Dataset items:
______________________________
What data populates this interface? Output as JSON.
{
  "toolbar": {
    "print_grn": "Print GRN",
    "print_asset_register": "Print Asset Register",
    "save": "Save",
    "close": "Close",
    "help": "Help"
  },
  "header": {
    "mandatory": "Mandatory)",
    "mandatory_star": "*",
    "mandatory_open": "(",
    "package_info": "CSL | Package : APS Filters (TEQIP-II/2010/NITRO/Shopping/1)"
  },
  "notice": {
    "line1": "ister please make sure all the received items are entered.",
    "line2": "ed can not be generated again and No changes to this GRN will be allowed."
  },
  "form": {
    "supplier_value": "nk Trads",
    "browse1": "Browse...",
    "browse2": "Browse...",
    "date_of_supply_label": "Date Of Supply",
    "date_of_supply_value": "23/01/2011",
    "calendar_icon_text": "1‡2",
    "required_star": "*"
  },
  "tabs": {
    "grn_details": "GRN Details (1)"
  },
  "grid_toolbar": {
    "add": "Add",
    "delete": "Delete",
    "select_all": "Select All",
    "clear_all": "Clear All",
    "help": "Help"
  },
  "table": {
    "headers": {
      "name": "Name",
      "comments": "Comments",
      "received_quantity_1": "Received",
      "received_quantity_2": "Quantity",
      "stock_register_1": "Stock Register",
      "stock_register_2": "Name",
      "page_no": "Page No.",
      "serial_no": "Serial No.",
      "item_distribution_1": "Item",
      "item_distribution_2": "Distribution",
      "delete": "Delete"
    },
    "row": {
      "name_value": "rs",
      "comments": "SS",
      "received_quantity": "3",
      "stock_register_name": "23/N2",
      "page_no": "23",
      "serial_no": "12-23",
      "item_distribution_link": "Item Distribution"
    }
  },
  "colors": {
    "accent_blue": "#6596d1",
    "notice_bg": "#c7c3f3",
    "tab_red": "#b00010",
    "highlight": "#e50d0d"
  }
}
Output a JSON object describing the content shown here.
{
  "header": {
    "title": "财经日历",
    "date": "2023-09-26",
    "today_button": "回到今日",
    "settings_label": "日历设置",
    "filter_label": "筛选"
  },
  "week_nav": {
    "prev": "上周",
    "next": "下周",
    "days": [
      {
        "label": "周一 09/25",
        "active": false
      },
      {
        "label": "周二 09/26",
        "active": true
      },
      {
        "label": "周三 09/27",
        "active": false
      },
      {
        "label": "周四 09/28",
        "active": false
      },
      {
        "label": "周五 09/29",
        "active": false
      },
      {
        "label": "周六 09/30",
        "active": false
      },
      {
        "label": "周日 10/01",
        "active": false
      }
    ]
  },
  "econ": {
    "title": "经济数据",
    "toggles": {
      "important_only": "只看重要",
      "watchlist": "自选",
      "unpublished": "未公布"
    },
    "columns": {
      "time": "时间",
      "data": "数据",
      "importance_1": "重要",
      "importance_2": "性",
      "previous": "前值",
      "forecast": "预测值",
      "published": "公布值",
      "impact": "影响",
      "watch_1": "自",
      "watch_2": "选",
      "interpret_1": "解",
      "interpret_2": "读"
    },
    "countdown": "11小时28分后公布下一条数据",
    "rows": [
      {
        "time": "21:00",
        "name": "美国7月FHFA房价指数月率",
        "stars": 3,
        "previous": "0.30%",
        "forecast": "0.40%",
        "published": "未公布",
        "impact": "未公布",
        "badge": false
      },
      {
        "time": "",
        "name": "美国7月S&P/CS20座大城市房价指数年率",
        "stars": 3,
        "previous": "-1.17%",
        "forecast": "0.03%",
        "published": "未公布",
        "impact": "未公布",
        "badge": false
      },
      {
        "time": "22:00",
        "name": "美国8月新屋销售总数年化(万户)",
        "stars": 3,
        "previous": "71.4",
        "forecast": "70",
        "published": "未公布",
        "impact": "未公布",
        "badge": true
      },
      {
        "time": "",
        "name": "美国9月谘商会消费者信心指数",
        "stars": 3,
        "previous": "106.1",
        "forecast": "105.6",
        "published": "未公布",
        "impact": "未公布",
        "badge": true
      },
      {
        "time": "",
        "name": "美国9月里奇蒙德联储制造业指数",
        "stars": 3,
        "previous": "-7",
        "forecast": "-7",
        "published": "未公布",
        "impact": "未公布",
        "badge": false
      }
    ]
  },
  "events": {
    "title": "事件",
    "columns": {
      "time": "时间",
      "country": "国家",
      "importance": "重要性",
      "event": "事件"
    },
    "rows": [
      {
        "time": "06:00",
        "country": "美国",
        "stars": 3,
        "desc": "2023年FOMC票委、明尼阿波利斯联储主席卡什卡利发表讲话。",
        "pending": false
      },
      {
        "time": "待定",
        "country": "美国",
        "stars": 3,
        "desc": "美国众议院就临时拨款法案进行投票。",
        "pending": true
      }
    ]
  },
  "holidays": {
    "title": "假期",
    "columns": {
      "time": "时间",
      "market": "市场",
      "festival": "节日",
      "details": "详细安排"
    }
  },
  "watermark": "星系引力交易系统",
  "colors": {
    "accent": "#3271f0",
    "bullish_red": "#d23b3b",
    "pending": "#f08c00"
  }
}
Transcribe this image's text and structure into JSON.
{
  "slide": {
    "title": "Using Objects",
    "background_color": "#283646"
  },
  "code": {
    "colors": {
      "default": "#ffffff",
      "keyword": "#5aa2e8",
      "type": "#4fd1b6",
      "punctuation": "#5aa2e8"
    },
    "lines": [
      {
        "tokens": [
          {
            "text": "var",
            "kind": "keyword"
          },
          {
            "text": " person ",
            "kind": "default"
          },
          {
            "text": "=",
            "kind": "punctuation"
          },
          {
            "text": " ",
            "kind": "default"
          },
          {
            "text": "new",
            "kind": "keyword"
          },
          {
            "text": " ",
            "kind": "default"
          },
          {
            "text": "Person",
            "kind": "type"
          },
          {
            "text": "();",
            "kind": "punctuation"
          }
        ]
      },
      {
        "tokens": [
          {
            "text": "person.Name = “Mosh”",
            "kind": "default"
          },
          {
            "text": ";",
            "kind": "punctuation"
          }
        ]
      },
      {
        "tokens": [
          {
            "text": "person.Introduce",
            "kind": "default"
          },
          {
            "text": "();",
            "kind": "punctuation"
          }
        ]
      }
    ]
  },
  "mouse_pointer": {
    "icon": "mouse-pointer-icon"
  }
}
______________________________
### The request
Sift through the entries and copy every line with "this".

### Answer in full
What data populates this interface? Output as JSON.
    "line2": "ed can not be generated again and No changes to this GRN will be allowed."
Transcribe this image's text and structure into JSON.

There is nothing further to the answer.